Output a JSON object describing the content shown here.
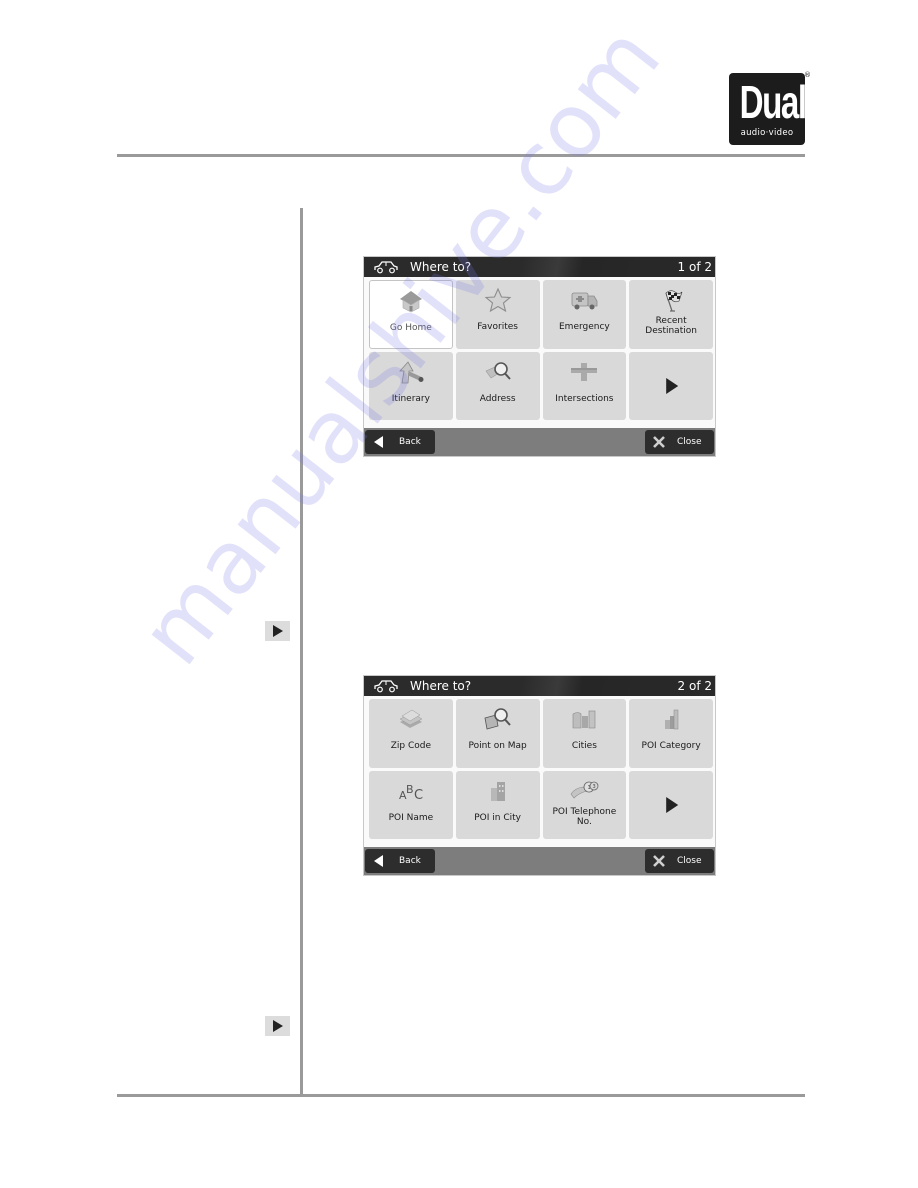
{
  "logo": {
    "brand": "Dual",
    "subtitle": "audio·video",
    "registered_mark": "®"
  },
  "side_markers": [
    {
      "icon": "play-arrow-icon"
    },
    {
      "icon": "play-arrow-icon"
    }
  ],
  "screens": [
    {
      "title": "Where to?",
      "page_indicator": "1 of 2",
      "title_icon": "car-icon",
      "tiles": [
        {
          "label": "Go Home",
          "icon": "home-icon",
          "selected": true
        },
        {
          "label": "Favorites",
          "icon": "star-icon"
        },
        {
          "label": "Emergency",
          "icon": "ambulance-icon"
        },
        {
          "label_line1": "Recent",
          "label_line2": "Destination",
          "icon": "checkered-flag-icon"
        },
        {
          "label": "Itinerary",
          "icon": "itinerary-icon"
        },
        {
          "label": "Address",
          "icon": "address-search-icon"
        },
        {
          "label": "Intersections",
          "icon": "intersection-icon"
        },
        {
          "label": "",
          "icon": "next-page-arrow-icon"
        }
      ],
      "back_label": "Back",
      "close_label": "Close"
    },
    {
      "title": "Where to?",
      "page_indicator": "2 of 2",
      "title_icon": "car-icon",
      "tiles": [
        {
          "label": "Zip Code",
          "icon": "zip-code-icon"
        },
        {
          "label": "Point on Map",
          "icon": "map-search-icon"
        },
        {
          "label": "Cities",
          "icon": "cities-icon"
        },
        {
          "label": "POI Category",
          "icon": "poi-category-icon"
        },
        {
          "label": "POI Name",
          "icon": "abc-icon",
          "icon_text": "ABC"
        },
        {
          "label": "POI in City",
          "icon": "city-building-icon"
        },
        {
          "label_line1": "POI Telephone",
          "label_line2": "No.",
          "icon": "telephone-icon"
        },
        {
          "label": "",
          "icon": "next-page-arrow-icon"
        }
      ],
      "back_label": "Back",
      "close_label": "Close"
    }
  ],
  "watermark": "manualshive.com",
  "colors": {
    "rule": "#9a9a9a",
    "titlebar": "#2b2b2b",
    "tile": "#d9d9d9",
    "bottombar": "#7d7d7d",
    "button": "#2d2d2d"
  }
}
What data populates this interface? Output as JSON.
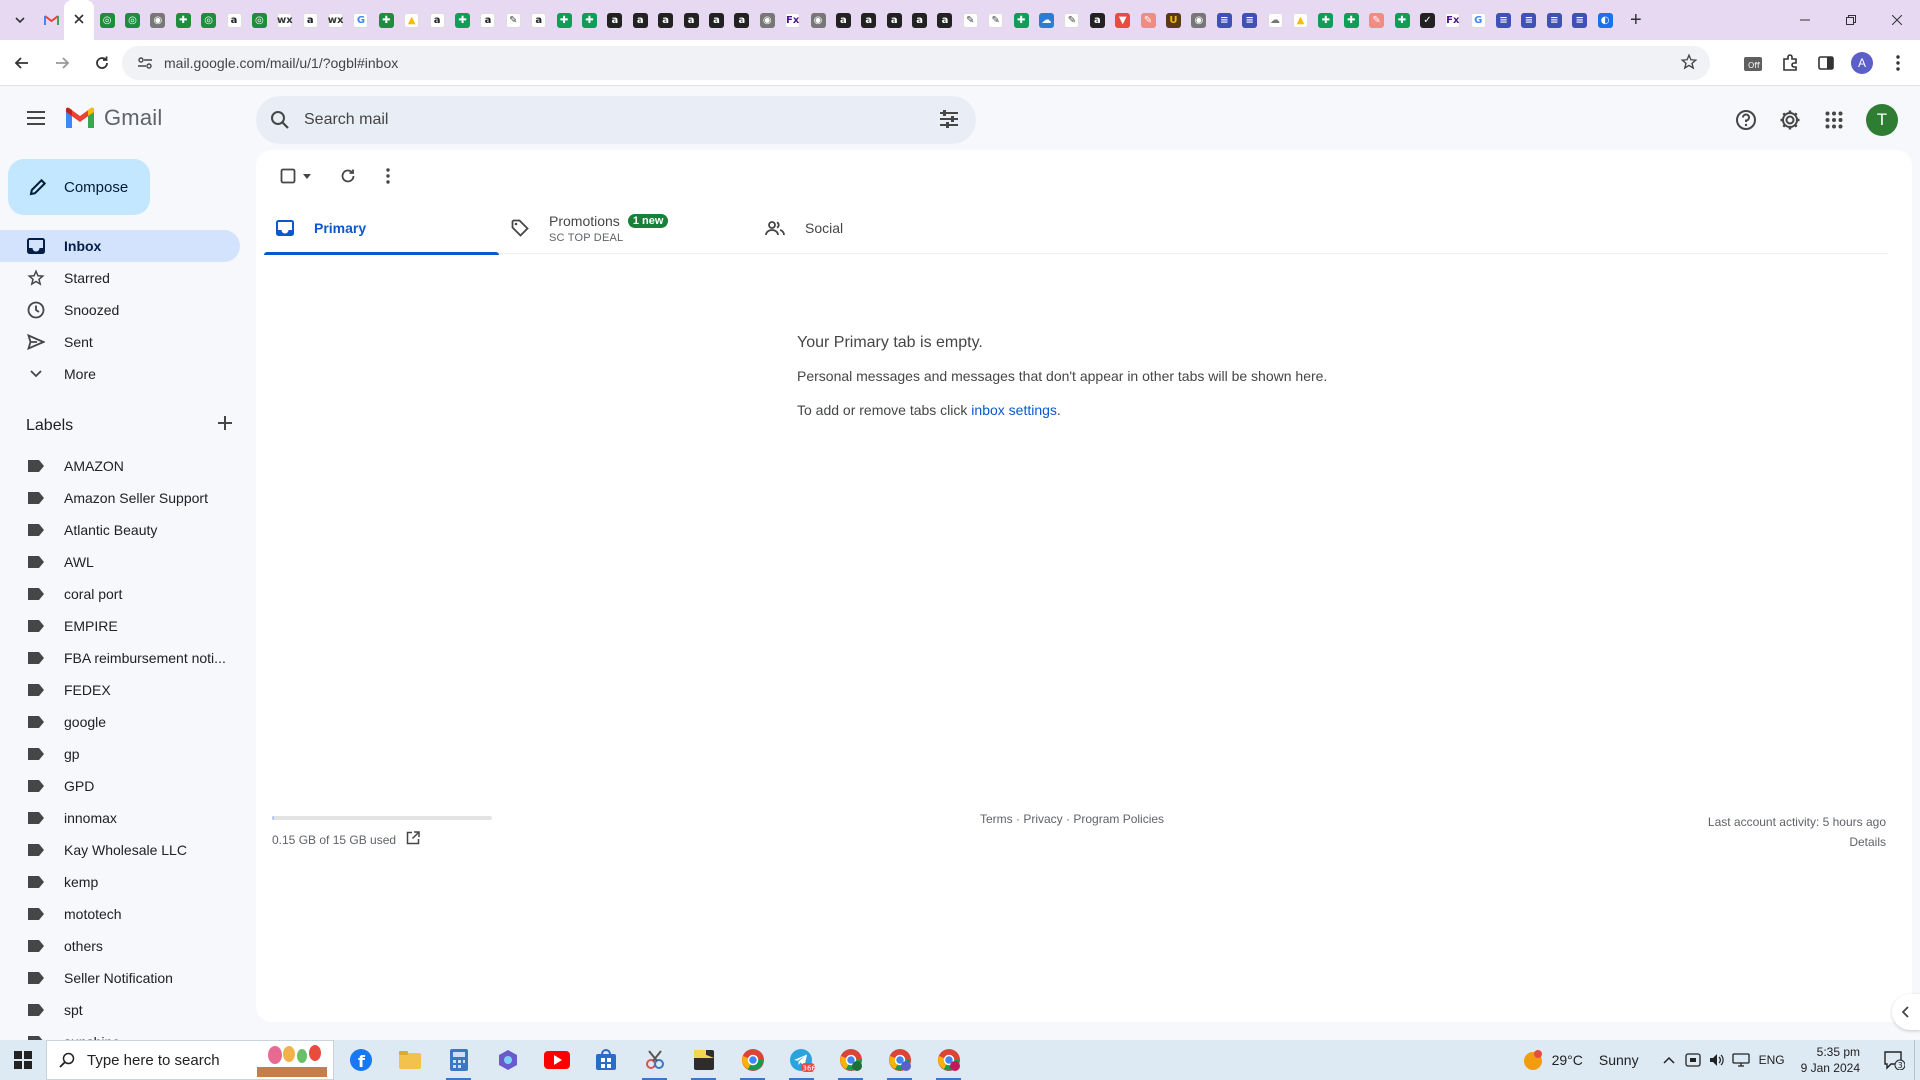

_ _ _ _

### Your task:
Above are records with pictures; repeat the records exactly and leave the pictures out.

### Task result:
Output a JSON object describing the content shown here.
{
  "logo": {
    "brand": "Dual",
    "subtitle": "audio·video",
    "registered_mark": "®"
  },
  "side_markers": [
    {
      "icon": "play-arrow-icon"
    },
    {
      "icon": "play-arrow-icon"
    }
  ],
  "screens": [
    {
      "title": "Where to?",
      "page_indicator": "1 of 2",
      "title_icon": "car-icon",
      "tiles": [
        {
          "label": "Go Home",
          "icon": "home-icon",
          "selected": true
        },
        {
          "label": "Favorites",
          "icon": "star-icon"
        },
        {
          "label": "Emergency",
          "icon": "ambulance-icon"
        },
        {
          "label_line1": "Recent",
          "label_line2": "Destination",
          "icon": "checkered-flag-icon"
        },
        {
          "label": "Itinerary",
          "icon": "itinerary-icon"
        },
        {
          "label": "Address",
          "icon": "address-search-icon"
        },
        {
          "label": "Intersections",
          "icon": "intersection-icon"
        },
        {
          "label": "",
          "icon": "next-page-arrow-icon"
        }
      ],
      "back_label": "Back",
      "close_label": "Close"
    },
    {
      "title": "Where to?",
      "page_indicator": "2 of 2",
      "title_icon": "car-icon",
      "tiles": [
        {
          "label": "Zip Code",
          "icon": "zip-code-icon"
        },
        {
          "label": "Point on Map",
          "icon": "map-search-icon"
        },
        {
          "label": "Cities",
          "icon": "cities-icon"
        },
        {
          "label": "POI Category",
          "icon": "poi-category-icon"
        },
        {
          "label": "POI Name",
          "icon": "abc-icon",
          "icon_text": "ABC"
        },
        {
          "label": "POI in City",
          "icon": "city-building-icon"
        },
        {
          "label_line1": "POI Telephone",
          "label_line2": "No.",
          "icon": "telephone-icon"
        },
        {
          "label": "",
          "icon": "next-page-arrow-icon"
        }
      ],
      "back_label": "Back",
      "close_label": "Close"
    }
  ],
  "watermark": "manualshive.com",
  "colors": {
    "rule": "#9a9a9a",
    "titlebar": "#2b2b2b",
    "tile": "#d9d9d9",
    "bottombar": "#7d7d7d",
    "button": "#2d2d2d"
  }
}
What data populates this interface? Output as JSON.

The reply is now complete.